Dataset entries:
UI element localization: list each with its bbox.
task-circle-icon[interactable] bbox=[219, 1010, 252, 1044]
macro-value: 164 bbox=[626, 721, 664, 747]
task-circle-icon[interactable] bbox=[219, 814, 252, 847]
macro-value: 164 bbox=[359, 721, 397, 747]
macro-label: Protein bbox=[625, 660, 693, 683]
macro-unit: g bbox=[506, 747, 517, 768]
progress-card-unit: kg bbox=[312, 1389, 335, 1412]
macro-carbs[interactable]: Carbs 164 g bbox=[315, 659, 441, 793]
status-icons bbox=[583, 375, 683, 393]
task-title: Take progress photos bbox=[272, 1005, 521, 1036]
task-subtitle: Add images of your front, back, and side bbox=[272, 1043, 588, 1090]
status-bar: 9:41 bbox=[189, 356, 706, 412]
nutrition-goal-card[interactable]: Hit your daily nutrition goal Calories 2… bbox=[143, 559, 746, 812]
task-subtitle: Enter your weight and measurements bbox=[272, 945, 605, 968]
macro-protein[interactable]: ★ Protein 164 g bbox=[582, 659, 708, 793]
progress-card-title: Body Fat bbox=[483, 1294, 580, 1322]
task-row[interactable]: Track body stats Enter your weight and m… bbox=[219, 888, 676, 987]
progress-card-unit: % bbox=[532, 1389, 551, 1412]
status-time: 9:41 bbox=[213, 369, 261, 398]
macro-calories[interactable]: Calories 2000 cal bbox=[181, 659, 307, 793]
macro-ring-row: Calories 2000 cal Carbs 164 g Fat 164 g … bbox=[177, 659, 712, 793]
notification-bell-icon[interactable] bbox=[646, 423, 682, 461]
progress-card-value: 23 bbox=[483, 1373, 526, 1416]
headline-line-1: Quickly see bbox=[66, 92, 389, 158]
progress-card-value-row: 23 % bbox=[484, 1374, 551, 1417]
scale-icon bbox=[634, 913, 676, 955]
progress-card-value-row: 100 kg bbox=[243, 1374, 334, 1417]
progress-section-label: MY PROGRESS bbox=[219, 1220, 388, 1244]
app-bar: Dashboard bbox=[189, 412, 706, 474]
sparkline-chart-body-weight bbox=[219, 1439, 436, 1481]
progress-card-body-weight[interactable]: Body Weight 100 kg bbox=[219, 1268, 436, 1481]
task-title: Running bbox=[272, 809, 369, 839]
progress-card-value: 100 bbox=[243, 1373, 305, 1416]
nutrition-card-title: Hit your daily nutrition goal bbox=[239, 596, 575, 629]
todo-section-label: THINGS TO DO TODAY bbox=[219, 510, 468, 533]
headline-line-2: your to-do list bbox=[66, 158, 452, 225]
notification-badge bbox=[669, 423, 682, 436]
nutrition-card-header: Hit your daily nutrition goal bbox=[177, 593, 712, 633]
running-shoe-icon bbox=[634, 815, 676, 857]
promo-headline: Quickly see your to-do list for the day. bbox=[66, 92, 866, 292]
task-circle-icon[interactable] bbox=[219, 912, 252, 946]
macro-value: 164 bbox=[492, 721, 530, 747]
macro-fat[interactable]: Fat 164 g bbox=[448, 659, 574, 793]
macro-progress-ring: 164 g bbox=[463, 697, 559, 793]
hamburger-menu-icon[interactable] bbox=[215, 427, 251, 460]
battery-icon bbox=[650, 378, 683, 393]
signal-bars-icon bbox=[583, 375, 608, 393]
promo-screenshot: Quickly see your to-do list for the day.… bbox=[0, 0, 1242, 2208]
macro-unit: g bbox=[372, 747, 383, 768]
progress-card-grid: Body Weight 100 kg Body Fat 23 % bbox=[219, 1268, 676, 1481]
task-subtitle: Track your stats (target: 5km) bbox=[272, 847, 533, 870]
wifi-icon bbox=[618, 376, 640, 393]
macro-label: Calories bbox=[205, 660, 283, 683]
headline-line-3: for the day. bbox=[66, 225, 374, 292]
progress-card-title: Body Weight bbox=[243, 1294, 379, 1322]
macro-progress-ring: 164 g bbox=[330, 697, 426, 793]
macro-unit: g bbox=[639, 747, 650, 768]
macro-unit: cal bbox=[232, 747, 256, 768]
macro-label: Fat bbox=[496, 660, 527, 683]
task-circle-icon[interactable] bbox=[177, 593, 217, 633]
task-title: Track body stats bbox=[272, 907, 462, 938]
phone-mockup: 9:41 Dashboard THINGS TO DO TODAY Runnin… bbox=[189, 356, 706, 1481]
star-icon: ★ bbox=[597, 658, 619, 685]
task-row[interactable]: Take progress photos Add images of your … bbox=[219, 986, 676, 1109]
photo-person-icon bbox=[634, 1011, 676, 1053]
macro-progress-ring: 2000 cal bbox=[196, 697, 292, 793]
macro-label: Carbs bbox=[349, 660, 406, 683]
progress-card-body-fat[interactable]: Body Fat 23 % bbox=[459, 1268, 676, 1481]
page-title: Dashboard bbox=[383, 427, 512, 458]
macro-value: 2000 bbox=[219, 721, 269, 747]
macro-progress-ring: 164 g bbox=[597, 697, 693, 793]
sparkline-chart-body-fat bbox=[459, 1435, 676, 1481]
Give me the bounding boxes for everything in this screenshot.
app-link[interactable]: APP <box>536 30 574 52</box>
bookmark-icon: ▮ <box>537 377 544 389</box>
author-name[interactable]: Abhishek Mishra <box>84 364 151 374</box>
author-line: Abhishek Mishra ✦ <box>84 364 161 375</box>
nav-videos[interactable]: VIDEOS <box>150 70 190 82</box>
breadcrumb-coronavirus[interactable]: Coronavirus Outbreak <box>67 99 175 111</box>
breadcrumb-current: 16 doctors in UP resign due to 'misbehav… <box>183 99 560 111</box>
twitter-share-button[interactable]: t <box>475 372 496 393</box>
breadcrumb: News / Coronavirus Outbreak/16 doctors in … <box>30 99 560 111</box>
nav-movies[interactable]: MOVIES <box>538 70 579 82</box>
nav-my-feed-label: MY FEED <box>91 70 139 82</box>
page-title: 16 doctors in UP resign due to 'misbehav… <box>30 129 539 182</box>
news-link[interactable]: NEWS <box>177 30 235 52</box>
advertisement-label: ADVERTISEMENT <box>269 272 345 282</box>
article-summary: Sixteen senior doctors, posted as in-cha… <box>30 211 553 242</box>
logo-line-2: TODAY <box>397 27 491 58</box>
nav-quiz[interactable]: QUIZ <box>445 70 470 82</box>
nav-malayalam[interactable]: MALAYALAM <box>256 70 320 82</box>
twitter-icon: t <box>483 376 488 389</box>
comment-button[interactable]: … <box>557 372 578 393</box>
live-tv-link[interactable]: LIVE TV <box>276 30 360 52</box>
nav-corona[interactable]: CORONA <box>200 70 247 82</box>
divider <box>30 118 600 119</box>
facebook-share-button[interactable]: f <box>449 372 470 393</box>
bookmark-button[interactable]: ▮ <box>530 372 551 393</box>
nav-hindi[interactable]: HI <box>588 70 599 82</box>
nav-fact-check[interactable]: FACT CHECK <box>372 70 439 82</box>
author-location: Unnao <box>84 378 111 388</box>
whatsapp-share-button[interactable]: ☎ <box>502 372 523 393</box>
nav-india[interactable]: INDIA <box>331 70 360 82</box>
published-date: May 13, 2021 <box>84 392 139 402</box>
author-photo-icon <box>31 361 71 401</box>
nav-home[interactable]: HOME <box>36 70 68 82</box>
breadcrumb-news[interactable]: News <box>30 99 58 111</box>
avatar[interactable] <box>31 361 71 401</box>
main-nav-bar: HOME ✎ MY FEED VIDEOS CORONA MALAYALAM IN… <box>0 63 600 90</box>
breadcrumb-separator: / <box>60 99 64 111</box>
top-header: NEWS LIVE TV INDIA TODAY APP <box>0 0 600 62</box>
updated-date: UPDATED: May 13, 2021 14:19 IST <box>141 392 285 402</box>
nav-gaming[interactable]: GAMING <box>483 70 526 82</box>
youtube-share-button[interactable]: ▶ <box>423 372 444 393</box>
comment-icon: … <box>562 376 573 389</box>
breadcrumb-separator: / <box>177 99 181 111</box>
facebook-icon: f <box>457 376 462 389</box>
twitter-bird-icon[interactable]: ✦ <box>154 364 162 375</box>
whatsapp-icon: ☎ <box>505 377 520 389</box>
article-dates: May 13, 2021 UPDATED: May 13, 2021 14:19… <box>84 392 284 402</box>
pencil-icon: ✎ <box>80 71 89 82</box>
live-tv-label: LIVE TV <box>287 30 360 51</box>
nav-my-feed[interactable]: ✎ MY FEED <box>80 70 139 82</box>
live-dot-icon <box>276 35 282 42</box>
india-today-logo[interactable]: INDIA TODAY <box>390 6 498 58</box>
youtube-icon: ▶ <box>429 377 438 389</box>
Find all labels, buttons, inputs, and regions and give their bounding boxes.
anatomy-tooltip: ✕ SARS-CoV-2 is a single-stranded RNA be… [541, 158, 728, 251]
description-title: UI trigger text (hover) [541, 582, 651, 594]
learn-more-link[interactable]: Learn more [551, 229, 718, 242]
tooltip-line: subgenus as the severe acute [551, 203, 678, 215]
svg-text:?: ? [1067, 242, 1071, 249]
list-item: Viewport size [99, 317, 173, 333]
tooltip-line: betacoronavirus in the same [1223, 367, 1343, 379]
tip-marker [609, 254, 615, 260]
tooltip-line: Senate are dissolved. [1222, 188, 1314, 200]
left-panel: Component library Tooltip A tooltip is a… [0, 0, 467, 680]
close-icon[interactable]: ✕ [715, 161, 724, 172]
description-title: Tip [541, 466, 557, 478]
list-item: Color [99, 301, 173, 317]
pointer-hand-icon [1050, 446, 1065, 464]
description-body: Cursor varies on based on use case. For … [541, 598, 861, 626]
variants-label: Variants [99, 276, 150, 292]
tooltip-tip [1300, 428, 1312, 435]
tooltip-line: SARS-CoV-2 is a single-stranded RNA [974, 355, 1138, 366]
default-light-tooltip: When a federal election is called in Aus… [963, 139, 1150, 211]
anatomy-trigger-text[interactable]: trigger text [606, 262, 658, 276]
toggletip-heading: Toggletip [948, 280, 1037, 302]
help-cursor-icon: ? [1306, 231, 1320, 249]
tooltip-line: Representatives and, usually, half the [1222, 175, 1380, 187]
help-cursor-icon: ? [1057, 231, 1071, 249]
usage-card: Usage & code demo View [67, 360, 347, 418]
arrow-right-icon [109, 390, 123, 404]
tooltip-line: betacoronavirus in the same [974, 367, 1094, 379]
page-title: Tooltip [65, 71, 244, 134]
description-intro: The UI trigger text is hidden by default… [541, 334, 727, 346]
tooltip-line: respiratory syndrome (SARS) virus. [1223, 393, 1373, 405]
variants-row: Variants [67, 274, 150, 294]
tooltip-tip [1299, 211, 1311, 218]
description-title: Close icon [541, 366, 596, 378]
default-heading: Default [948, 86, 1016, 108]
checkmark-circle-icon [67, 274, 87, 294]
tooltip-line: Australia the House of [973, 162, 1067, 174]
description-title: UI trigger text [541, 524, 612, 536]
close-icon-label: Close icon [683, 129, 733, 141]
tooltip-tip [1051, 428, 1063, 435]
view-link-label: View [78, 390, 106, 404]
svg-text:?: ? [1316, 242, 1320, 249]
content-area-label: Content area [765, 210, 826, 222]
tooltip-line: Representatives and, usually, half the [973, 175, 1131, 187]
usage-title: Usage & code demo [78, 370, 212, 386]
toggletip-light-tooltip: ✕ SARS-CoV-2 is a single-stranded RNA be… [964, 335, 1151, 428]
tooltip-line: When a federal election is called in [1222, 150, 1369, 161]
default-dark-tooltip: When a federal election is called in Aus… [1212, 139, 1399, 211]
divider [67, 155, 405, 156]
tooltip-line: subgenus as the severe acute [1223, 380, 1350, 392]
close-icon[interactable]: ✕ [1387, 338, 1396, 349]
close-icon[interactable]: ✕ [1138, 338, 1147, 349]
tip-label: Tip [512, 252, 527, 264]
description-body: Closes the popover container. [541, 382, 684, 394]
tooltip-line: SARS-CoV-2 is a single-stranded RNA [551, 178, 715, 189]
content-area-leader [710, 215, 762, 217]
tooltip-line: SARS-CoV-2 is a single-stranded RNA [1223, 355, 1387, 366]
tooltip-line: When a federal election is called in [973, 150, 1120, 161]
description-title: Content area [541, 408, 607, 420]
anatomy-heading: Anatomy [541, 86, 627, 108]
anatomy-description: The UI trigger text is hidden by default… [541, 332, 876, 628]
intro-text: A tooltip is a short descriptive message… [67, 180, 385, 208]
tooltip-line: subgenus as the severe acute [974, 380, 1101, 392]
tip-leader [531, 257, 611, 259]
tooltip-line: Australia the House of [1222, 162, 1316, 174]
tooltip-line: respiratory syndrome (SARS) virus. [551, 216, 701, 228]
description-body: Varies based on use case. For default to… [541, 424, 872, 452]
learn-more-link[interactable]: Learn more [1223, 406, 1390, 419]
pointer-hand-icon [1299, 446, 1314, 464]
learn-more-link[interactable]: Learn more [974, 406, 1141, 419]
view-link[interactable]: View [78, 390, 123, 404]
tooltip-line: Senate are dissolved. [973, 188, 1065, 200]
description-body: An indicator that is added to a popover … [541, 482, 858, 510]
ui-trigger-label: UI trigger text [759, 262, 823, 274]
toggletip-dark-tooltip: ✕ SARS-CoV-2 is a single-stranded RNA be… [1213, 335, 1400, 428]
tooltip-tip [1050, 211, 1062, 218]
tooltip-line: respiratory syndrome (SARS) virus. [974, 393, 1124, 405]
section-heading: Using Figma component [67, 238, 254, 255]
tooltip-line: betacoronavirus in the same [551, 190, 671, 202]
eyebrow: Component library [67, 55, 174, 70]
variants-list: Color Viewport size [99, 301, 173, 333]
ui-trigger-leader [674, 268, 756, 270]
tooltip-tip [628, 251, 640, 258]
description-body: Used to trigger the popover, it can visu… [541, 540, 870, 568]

= Requirement =
Isolate the lines above that contain the word "help" and copy them.

= Task answer =
help-cursor-icon: ? [1306, 231, 1320, 249]
help-cursor-icon: ? [1057, 231, 1071, 249]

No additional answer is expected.